(Dataset items)
● ● ● ● ●

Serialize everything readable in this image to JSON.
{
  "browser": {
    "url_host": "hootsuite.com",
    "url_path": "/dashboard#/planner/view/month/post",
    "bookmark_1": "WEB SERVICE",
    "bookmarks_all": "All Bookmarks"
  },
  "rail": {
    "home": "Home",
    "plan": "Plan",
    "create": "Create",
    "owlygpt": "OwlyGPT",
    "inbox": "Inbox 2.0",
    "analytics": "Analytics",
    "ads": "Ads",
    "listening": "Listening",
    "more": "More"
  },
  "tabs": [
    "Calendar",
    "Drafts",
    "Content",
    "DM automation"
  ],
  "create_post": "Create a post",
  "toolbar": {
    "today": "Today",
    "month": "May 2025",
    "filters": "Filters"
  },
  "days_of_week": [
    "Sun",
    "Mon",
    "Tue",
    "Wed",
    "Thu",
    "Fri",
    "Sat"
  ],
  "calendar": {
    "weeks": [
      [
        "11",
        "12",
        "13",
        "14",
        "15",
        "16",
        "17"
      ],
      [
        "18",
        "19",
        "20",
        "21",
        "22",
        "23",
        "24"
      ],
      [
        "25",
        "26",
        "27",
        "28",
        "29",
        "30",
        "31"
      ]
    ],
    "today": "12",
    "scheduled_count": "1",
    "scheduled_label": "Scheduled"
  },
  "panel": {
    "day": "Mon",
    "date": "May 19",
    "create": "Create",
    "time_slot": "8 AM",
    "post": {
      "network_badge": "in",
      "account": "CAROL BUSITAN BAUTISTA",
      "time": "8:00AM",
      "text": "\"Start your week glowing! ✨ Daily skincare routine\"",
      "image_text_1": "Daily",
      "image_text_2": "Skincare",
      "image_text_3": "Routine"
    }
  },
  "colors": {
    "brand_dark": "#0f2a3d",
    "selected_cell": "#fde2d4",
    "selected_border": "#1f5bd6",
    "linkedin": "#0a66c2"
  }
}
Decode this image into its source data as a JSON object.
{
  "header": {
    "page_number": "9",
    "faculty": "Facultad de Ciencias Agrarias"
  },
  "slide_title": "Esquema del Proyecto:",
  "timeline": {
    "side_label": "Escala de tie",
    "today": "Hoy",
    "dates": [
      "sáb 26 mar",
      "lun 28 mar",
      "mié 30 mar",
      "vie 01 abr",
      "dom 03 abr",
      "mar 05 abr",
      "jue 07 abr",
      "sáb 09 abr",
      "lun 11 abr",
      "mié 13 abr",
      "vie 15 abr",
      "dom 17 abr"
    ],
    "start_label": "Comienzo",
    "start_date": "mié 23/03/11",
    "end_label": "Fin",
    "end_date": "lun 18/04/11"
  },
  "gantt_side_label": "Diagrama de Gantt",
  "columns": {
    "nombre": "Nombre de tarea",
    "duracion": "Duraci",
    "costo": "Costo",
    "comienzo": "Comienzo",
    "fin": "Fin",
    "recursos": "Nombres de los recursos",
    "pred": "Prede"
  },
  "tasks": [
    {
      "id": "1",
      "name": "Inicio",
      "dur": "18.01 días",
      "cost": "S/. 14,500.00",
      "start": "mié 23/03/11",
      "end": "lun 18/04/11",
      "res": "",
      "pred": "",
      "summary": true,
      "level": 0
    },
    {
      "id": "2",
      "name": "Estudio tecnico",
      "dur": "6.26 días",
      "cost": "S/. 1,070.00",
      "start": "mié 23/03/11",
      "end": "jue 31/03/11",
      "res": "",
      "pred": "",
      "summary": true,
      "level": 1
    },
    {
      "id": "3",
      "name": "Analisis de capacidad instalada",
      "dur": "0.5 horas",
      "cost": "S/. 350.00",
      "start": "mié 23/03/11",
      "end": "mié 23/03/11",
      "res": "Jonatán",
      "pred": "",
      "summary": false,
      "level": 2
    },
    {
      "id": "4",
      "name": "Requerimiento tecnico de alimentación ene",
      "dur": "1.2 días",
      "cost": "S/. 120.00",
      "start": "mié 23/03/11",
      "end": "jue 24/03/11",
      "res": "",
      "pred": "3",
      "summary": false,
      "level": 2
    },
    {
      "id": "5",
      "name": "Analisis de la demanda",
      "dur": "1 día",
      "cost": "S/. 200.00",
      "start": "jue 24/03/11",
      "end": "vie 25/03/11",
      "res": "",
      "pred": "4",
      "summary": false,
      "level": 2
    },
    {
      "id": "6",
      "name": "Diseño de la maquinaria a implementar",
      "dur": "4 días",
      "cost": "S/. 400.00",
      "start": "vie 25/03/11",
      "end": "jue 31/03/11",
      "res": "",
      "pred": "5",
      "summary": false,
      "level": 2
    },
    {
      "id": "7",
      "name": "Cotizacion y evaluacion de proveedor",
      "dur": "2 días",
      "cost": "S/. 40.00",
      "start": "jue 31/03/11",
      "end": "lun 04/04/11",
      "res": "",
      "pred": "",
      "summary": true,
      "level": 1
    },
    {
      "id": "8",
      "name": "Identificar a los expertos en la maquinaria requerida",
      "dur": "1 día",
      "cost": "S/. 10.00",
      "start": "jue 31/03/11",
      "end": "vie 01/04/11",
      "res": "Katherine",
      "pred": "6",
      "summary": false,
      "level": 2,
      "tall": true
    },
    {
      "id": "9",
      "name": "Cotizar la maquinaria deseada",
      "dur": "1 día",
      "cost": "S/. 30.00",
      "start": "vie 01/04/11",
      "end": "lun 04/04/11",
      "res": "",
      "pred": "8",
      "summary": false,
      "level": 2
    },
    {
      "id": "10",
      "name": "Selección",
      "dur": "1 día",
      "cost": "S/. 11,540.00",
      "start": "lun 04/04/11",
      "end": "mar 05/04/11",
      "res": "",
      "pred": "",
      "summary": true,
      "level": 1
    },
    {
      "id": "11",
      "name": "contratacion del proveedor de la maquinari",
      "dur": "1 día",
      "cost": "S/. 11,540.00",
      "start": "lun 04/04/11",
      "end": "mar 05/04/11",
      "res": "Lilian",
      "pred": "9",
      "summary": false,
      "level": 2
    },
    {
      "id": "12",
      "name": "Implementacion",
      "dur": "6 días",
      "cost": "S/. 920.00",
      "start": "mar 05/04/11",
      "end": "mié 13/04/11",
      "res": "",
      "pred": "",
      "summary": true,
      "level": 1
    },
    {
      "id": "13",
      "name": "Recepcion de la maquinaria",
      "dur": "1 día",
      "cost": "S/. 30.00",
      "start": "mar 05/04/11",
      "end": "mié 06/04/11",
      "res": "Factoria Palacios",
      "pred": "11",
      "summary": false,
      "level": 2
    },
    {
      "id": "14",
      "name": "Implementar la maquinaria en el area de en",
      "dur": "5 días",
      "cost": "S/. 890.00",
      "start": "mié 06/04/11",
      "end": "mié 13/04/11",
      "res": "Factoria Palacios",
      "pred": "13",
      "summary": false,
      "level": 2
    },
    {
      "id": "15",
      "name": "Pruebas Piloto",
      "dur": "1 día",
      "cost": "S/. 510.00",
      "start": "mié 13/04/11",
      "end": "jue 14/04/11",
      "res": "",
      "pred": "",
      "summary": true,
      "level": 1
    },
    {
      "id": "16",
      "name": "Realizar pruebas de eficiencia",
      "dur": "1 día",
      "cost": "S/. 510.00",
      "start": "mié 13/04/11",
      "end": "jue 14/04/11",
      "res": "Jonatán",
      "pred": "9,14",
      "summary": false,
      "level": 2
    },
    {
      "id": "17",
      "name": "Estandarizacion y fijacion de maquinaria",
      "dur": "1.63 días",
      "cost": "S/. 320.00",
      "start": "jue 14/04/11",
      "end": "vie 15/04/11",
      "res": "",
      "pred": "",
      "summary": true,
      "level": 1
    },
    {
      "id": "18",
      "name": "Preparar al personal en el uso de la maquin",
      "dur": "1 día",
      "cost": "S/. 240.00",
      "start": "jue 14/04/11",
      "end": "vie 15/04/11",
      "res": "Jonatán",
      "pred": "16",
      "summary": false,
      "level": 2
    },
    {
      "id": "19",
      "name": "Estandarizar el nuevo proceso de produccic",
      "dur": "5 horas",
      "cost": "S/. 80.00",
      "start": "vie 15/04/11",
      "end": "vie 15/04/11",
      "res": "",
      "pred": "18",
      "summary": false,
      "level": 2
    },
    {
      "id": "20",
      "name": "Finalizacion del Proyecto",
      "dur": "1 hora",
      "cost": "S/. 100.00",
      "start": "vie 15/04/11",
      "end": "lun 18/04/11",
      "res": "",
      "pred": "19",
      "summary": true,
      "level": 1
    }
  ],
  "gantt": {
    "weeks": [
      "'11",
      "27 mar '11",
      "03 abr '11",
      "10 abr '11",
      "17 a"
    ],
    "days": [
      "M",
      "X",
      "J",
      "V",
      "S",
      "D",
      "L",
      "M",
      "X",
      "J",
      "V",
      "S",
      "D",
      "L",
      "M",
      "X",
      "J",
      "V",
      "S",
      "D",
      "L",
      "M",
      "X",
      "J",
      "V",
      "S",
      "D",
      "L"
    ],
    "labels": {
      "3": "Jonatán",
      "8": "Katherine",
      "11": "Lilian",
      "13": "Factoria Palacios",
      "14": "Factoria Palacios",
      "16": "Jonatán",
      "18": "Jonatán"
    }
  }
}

● ● ● ● ●

Exercise brief: Report all lines of the data that include the word "tecnico".

The solution:
      "name": "Estudio tecnico",
      "name": "Requerimiento tecnico de alimentación ene",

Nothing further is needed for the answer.